* **Given request**
Lift out all lines below that contain "JSON".

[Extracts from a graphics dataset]
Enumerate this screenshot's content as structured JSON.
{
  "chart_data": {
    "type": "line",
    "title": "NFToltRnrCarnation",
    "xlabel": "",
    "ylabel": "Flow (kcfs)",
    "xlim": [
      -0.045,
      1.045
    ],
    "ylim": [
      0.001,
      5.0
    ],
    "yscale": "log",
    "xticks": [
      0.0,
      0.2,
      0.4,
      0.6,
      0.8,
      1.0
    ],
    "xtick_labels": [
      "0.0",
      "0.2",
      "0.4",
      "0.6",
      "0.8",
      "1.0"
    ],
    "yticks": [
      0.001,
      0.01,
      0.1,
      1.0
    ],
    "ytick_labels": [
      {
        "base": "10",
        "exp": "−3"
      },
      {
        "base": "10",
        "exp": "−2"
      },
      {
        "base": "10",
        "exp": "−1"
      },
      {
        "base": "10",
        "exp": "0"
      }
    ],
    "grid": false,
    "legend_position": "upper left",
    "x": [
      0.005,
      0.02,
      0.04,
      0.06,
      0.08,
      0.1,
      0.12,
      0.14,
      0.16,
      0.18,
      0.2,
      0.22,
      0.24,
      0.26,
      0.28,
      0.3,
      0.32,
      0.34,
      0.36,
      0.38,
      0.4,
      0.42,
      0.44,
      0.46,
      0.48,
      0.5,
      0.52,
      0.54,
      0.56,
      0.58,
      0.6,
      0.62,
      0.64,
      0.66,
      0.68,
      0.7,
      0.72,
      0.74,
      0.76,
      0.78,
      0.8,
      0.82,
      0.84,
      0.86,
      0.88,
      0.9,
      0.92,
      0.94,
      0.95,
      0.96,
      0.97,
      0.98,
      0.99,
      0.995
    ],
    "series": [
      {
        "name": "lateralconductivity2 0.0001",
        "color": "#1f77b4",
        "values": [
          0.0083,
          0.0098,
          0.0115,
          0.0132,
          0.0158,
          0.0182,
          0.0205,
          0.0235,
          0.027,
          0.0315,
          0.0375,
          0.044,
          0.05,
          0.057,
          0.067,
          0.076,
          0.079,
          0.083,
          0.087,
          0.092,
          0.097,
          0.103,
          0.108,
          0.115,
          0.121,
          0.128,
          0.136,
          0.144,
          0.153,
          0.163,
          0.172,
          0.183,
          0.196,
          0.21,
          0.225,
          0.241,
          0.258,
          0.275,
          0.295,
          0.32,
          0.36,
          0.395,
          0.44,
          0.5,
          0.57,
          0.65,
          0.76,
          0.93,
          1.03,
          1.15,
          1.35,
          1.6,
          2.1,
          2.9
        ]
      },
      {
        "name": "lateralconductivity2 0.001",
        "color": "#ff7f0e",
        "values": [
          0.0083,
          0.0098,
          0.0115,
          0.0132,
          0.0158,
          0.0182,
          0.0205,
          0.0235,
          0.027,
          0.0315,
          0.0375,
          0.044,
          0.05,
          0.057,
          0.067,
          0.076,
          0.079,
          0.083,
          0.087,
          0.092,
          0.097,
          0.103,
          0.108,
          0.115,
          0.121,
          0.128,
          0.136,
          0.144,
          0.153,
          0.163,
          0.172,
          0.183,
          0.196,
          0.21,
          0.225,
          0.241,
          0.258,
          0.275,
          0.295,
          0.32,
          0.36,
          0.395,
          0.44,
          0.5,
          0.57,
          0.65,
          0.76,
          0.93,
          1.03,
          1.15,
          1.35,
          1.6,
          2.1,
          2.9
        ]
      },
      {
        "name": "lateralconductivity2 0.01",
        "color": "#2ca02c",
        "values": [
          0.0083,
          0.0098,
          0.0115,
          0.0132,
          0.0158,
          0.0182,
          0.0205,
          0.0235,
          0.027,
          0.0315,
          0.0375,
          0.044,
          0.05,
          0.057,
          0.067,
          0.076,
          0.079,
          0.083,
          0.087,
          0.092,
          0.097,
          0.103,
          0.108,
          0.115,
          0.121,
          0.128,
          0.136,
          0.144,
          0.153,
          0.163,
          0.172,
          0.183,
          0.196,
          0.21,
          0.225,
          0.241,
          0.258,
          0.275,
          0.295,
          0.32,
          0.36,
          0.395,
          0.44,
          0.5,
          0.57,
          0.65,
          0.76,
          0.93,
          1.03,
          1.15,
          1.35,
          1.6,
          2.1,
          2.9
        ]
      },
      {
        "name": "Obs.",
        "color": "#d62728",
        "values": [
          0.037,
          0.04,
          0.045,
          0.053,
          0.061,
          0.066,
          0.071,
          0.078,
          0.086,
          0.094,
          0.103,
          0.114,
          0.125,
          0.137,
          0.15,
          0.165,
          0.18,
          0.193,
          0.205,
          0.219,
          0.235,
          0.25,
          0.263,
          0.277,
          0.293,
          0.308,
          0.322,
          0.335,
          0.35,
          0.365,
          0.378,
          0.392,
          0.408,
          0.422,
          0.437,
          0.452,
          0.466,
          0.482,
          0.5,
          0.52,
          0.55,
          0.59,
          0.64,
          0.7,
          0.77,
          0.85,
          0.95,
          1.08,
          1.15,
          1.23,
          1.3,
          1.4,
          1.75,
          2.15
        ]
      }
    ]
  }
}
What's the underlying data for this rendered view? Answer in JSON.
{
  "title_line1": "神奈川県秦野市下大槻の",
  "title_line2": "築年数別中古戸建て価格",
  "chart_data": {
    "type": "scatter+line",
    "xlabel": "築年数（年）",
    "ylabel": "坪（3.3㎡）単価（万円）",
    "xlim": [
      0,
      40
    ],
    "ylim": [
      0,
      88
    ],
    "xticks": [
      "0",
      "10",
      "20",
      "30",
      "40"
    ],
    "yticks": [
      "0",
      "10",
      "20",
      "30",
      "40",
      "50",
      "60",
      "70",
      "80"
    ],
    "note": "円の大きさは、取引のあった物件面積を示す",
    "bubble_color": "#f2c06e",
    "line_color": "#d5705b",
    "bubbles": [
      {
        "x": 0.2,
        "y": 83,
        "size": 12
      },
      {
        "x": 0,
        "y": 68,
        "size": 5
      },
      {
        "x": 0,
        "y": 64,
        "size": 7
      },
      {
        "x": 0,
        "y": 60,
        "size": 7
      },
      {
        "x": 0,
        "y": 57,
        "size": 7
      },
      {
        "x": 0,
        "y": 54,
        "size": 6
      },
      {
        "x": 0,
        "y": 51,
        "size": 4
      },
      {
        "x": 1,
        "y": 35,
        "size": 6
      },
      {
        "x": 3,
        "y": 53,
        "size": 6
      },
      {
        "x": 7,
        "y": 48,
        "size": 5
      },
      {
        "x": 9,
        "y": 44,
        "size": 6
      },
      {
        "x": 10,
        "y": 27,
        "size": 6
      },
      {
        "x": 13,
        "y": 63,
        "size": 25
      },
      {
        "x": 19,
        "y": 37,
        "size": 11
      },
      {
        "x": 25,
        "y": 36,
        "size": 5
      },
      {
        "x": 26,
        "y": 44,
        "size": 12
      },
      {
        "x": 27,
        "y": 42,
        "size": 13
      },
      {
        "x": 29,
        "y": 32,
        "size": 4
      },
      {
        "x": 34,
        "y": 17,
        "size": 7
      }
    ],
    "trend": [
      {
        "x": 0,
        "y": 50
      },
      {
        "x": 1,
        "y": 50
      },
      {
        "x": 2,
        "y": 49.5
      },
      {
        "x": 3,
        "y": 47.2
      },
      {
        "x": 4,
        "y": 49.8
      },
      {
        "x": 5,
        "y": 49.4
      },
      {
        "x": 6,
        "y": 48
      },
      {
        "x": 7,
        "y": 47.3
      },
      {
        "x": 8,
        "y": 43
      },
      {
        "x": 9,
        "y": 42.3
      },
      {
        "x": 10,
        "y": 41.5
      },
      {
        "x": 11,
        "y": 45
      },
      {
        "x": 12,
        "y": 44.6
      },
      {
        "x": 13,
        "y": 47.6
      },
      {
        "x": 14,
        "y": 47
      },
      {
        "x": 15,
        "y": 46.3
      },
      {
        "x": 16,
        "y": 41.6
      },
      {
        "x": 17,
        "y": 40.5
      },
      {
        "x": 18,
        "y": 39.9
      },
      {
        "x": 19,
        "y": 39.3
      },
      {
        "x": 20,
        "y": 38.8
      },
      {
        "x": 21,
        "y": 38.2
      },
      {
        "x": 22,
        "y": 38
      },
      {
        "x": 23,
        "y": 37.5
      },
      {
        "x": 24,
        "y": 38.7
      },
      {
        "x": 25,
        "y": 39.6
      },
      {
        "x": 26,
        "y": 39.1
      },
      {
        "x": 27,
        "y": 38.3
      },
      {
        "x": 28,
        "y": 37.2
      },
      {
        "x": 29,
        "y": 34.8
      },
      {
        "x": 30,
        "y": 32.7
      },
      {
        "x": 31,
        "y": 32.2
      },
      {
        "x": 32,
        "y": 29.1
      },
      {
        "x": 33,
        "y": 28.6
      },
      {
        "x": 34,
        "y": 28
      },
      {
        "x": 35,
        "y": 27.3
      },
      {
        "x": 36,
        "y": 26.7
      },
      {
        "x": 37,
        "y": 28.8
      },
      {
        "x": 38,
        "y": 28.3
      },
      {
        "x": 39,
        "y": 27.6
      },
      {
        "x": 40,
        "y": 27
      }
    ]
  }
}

* **Solution to the problem**
Enumerate this screenshot's content as structured JSON.
What's the underlying data for this rendered view? Answer in JSON.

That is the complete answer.